**MATERIAL**.
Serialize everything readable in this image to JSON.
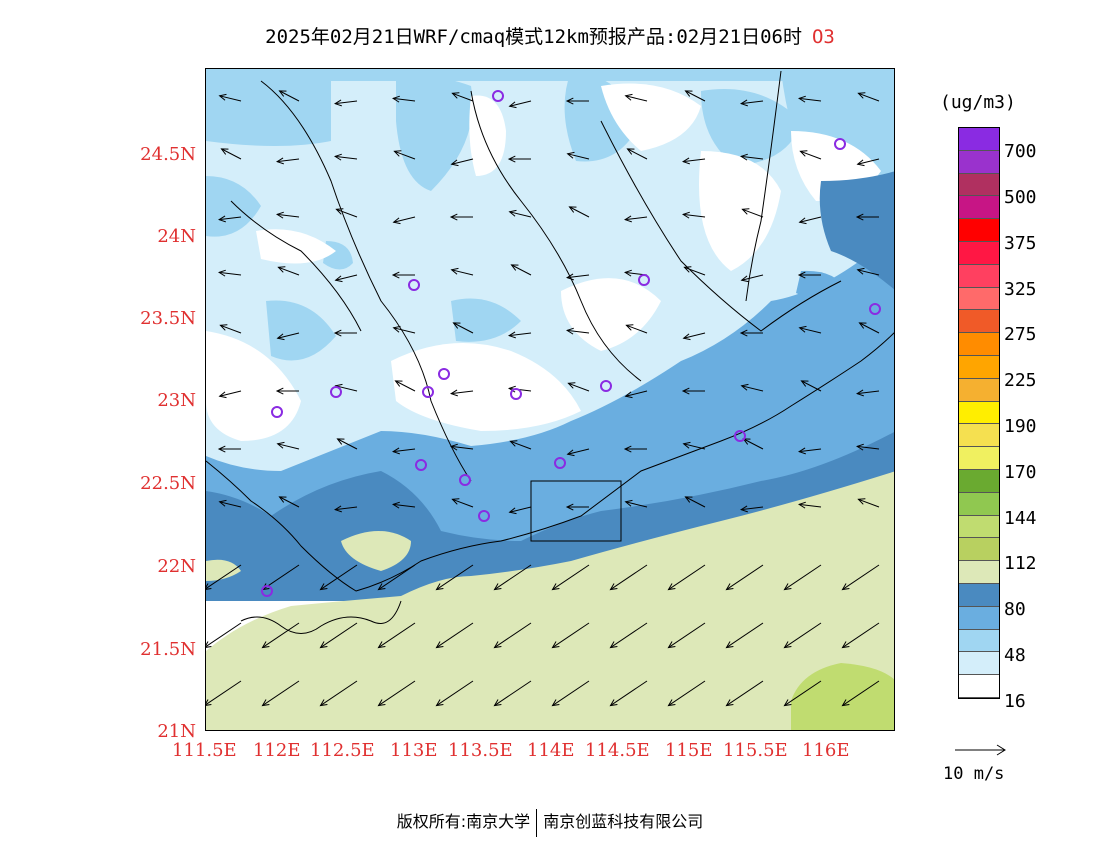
{
  "title": "2025年02月21日WRF/cmaq模式12km预报产品:02月21日06时",
  "species": "O3",
  "lat_labels": [
    "24.5N",
    "24N",
    "23.5N",
    "23N",
    "22.5N",
    "22N",
    "21.5N",
    "21N"
  ],
  "lon_labels": [
    "111.5E",
    "112E",
    "112.5E",
    "113E",
    "113.5E",
    "114E",
    "114.5E",
    "115E",
    "115.5E",
    "116E"
  ],
  "legend": {
    "unit": "(ug/m3)",
    "labels": [
      "700",
      "500",
      "375",
      "325",
      "275",
      "225",
      "190",
      "170",
      "144",
      "112",
      "80",
      "48",
      "16"
    ],
    "colors": [
      "#8a2be2",
      "#9a32cd",
      "#b03060",
      "#c71585",
      "#ff0000",
      "#ff1744",
      "#ff4060",
      "#ff6a6a",
      "#f05a28",
      "#ff8c00",
      "#ffa500",
      "#f5b030",
      "#ffee00",
      "#f5e050",
      "#f0f060",
      "#6aaa30",
      "#90c850",
      "#c0dc70",
      "#b8d060",
      "#dde8b8",
      "#4a8ac0",
      "#6aaee0",
      "#a0d6f2",
      "#d4eefa",
      "#ffffff"
    ]
  },
  "vector_ref": "10 m/s",
  "footer": {
    "left": "版权所有:南京大学",
    "right": "南京创蓝科技有限公司"
  },
  "stations": [
    [
      276,
      411
    ],
    [
      335,
      391
    ],
    [
      413,
      284
    ],
    [
      427,
      391
    ],
    [
      443,
      373
    ],
    [
      420,
      464
    ],
    [
      464,
      479
    ],
    [
      483,
      515
    ],
    [
      497,
      95
    ],
    [
      515,
      393
    ],
    [
      559,
      462
    ],
    [
      605,
      385
    ],
    [
      643,
      279
    ],
    [
      739,
      435
    ],
    [
      839,
      143
    ],
    [
      874,
      308
    ],
    [
      266,
      590
    ]
  ]
}
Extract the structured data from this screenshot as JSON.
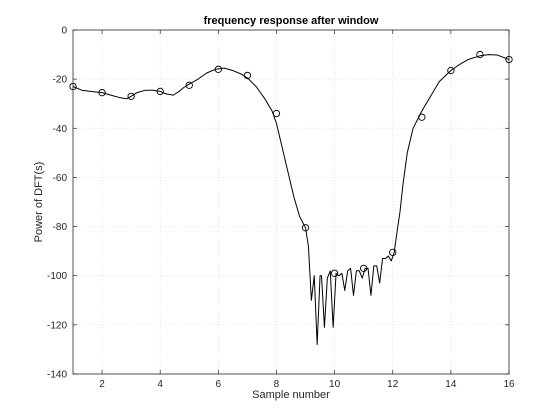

**GIVEN REQUEST**.
Retype the entries word for word. Omit any images.

**WRITTEN RESPONSE**.
Serialize everything readable in this image to JSON.
{
  "title": "2025年02月21日WRF/cmaq模式12km预报产品:02月21日06时",
  "species": "O3",
  "lat_labels": [
    "24.5N",
    "24N",
    "23.5N",
    "23N",
    "22.5N",
    "22N",
    "21.5N",
    "21N"
  ],
  "lon_labels": [
    "111.5E",
    "112E",
    "112.5E",
    "113E",
    "113.5E",
    "114E",
    "114.5E",
    "115E",
    "115.5E",
    "116E"
  ],
  "legend": {
    "unit": "(ug/m3)",
    "labels": [
      "700",
      "500",
      "375",
      "325",
      "275",
      "225",
      "190",
      "170",
      "144",
      "112",
      "80",
      "48",
      "16"
    ],
    "colors": [
      "#8a2be2",
      "#9a32cd",
      "#b03060",
      "#c71585",
      "#ff0000",
      "#ff1744",
      "#ff4060",
      "#ff6a6a",
      "#f05a28",
      "#ff8c00",
      "#ffa500",
      "#f5b030",
      "#ffee00",
      "#f5e050",
      "#f0f060",
      "#6aaa30",
      "#90c850",
      "#c0dc70",
      "#b8d060",
      "#dde8b8",
      "#4a8ac0",
      "#6aaee0",
      "#a0d6f2",
      "#d4eefa",
      "#ffffff"
    ]
  },
  "vector_ref": "10 m/s",
  "footer": {
    "left": "版权所有:南京大学",
    "right": "南京创蓝科技有限公司"
  },
  "stations": [
    [
      276,
      411
    ],
    [
      335,
      391
    ],
    [
      413,
      284
    ],
    [
      427,
      391
    ],
    [
      443,
      373
    ],
    [
      420,
      464
    ],
    [
      464,
      479
    ],
    [
      483,
      515
    ],
    [
      497,
      95
    ],
    [
      515,
      393
    ],
    [
      559,
      462
    ],
    [
      605,
      385
    ],
    [
      643,
      279
    ],
    [
      739,
      435
    ],
    [
      839,
      143
    ],
    [
      874,
      308
    ],
    [
      266,
      590
    ]
  ]
}
Extract the structured data from this screenshot as JSON.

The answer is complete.